### PROVIDED RECORDS
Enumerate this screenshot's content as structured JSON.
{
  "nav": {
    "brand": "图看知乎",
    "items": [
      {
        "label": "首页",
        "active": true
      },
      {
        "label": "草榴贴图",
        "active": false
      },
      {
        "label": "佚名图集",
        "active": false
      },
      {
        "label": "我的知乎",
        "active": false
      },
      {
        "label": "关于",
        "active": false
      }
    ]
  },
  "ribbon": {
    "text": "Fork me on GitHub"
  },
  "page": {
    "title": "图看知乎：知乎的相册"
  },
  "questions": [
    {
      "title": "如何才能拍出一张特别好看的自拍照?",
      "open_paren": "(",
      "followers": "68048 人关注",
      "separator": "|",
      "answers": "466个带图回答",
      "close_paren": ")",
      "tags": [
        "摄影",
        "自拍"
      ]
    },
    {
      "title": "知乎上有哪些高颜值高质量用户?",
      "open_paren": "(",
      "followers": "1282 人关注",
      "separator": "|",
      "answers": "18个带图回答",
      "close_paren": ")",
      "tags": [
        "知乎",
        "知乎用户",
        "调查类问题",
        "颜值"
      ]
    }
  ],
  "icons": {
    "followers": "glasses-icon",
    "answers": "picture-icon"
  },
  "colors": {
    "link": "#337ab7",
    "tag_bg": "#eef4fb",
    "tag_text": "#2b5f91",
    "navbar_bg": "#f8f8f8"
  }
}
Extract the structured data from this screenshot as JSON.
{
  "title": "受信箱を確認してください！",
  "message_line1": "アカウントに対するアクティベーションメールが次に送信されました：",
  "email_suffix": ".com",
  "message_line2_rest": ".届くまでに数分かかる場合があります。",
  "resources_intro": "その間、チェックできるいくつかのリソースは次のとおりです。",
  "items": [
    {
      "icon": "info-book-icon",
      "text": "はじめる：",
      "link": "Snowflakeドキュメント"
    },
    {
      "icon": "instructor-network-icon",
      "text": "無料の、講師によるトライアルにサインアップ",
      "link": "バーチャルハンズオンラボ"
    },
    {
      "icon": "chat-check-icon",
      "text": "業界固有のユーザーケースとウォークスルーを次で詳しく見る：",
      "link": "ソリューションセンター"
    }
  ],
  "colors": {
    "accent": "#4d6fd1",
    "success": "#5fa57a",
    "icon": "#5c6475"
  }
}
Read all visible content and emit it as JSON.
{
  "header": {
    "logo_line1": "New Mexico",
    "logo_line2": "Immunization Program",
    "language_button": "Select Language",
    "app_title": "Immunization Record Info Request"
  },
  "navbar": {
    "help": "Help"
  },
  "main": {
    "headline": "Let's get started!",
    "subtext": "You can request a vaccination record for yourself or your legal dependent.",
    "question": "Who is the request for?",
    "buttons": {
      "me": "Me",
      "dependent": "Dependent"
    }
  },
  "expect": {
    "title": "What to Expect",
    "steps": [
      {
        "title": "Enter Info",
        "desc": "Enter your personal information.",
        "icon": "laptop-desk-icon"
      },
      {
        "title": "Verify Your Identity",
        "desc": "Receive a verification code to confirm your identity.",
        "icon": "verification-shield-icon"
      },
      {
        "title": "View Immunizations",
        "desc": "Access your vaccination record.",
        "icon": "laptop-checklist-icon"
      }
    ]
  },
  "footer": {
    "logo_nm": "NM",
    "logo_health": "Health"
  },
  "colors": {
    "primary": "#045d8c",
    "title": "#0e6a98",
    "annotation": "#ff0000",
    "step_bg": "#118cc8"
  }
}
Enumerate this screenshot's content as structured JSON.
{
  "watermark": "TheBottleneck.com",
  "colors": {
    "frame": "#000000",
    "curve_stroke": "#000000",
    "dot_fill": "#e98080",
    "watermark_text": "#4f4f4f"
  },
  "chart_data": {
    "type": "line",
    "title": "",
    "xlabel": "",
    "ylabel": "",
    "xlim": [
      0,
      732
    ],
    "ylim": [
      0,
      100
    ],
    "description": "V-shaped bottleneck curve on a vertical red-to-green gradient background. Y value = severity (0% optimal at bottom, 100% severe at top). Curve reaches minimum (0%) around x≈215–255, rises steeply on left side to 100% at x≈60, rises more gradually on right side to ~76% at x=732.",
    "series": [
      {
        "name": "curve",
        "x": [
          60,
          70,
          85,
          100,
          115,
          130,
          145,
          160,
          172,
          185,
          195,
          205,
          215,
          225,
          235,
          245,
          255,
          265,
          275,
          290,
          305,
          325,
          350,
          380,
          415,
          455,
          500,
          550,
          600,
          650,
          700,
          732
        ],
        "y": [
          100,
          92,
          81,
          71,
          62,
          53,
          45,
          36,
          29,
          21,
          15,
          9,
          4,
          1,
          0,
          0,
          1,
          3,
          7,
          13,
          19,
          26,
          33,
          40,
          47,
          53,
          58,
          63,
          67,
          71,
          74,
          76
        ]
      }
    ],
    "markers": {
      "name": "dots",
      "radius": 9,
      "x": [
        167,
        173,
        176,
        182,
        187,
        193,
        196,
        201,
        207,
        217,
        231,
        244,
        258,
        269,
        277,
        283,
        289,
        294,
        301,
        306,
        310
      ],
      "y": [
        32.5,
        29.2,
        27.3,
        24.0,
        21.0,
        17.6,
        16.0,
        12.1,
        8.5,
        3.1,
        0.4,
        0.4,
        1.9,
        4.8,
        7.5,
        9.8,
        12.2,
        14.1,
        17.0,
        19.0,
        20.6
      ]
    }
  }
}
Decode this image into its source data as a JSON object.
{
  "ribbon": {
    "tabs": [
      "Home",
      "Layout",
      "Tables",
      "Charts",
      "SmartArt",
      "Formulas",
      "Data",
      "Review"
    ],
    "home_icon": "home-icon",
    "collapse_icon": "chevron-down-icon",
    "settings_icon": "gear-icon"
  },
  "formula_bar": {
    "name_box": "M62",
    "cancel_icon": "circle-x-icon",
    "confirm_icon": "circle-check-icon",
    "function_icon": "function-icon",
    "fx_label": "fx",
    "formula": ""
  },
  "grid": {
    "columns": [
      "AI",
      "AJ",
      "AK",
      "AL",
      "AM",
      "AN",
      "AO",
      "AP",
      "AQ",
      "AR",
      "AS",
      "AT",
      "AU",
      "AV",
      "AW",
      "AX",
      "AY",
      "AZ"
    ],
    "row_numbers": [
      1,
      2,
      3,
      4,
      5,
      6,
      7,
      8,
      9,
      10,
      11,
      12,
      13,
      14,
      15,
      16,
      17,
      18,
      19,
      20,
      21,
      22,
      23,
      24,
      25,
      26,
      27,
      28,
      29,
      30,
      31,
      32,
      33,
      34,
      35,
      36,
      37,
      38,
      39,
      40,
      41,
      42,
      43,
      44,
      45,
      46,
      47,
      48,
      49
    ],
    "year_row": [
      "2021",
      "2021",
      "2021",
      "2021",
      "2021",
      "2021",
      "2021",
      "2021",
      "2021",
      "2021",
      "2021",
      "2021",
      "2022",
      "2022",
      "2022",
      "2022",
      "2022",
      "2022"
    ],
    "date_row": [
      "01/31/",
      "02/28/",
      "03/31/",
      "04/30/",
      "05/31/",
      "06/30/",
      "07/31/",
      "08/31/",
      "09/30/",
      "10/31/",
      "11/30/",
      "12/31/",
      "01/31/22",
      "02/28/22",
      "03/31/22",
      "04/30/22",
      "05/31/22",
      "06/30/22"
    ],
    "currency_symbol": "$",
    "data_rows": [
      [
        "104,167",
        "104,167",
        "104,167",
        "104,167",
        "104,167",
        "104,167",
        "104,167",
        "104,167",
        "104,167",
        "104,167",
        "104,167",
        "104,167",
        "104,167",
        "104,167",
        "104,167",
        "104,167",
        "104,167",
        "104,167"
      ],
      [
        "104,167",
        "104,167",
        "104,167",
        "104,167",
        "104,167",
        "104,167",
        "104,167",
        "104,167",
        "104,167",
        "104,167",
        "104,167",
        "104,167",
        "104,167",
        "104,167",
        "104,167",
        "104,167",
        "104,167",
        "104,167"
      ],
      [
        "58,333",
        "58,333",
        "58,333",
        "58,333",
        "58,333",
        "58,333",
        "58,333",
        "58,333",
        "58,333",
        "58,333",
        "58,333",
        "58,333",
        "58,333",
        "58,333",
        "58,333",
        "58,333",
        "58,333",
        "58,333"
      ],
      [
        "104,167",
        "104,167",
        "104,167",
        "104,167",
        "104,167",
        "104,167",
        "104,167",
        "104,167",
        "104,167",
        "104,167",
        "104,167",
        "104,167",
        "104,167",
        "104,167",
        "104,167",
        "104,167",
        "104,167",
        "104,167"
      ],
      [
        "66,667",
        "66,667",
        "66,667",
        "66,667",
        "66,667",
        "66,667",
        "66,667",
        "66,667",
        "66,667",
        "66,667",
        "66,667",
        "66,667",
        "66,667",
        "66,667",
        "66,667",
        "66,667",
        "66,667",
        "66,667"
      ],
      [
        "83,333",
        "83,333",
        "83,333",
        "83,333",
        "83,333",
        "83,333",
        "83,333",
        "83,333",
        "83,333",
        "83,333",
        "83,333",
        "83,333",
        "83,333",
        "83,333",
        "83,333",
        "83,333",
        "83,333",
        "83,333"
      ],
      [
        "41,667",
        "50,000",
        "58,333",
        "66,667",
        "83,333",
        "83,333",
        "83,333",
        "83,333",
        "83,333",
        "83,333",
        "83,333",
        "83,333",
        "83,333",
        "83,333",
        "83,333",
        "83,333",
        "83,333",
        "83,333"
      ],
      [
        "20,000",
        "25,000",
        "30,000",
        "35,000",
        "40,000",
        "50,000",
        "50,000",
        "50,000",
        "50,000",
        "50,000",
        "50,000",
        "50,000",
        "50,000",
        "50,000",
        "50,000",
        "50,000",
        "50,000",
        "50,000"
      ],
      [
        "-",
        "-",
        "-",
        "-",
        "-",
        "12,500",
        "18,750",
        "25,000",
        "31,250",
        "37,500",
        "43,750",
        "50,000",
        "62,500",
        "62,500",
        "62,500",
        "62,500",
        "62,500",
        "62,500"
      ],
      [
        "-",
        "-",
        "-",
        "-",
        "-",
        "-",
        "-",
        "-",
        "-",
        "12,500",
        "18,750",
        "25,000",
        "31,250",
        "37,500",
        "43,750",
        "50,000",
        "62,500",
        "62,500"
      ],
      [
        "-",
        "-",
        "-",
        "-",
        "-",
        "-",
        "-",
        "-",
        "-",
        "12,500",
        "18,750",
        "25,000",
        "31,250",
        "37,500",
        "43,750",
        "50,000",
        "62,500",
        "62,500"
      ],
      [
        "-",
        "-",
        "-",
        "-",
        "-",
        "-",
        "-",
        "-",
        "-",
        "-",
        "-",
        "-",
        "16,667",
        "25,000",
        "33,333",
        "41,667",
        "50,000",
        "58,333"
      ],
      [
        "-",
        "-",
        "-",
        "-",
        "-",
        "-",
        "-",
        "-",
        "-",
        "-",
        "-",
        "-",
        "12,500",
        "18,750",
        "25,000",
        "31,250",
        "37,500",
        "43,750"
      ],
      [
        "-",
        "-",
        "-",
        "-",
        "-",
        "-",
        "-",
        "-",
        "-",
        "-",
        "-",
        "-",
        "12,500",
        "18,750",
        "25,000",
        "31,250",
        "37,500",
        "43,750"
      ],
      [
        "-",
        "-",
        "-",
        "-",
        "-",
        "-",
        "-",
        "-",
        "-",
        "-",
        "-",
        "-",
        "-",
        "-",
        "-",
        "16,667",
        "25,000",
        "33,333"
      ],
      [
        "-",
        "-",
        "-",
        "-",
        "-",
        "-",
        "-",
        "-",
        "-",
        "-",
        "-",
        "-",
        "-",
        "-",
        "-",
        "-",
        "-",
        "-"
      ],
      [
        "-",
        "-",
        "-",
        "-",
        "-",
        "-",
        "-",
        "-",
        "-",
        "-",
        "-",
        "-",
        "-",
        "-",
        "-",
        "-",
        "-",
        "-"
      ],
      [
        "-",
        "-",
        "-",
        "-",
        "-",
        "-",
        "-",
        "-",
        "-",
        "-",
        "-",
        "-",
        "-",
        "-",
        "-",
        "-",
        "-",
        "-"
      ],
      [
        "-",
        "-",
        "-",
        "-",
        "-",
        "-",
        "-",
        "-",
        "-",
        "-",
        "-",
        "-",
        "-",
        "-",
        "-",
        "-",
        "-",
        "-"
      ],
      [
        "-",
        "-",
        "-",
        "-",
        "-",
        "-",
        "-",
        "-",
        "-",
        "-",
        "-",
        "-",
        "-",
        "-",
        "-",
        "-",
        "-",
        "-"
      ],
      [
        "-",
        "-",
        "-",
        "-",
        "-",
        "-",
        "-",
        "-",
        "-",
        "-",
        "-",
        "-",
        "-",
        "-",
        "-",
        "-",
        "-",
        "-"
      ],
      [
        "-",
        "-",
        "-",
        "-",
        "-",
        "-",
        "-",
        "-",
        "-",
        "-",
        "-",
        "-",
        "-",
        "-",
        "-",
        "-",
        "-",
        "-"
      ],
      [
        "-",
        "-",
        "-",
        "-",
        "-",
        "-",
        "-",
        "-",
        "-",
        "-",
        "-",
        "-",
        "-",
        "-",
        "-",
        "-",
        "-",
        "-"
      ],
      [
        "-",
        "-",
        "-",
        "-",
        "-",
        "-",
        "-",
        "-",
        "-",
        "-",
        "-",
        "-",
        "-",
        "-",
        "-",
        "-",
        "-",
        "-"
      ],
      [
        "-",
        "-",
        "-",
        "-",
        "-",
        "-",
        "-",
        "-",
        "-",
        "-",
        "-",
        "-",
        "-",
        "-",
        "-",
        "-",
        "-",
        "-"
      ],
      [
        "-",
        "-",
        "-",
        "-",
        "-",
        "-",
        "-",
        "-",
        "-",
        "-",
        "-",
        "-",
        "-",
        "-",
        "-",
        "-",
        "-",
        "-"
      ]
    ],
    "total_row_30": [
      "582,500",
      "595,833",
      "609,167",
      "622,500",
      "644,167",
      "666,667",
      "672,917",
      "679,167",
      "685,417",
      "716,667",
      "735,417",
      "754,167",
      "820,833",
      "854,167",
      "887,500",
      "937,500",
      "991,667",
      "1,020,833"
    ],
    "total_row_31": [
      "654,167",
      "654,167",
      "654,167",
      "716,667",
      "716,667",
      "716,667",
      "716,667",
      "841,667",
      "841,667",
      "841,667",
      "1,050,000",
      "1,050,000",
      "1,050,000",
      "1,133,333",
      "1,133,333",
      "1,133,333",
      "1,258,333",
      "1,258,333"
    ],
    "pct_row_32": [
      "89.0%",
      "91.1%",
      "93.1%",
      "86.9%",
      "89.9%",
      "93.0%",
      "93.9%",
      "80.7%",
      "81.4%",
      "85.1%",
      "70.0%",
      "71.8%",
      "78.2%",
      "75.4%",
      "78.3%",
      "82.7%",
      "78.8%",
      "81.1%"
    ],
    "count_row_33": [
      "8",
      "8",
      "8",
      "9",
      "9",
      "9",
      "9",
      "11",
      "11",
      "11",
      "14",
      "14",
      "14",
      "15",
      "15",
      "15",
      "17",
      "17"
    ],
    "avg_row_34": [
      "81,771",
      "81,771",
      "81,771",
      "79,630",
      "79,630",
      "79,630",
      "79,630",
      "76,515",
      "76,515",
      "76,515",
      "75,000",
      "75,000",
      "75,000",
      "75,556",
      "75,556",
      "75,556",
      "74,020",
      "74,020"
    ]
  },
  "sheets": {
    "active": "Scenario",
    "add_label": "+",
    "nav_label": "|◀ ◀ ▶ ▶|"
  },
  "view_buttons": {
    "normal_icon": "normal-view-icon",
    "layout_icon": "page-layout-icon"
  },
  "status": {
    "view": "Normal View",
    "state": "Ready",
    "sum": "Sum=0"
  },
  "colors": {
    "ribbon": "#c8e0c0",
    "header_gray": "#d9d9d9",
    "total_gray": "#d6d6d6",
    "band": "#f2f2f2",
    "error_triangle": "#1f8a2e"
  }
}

### WORK TO BE COMPLETED
Scan the entries above for the word "verification" and collect each line holding it.

### EXERCISE OUTPUT
        "desc": "Receive a verification code to confirm your identity.",
        "icon": "verification-shield-icon"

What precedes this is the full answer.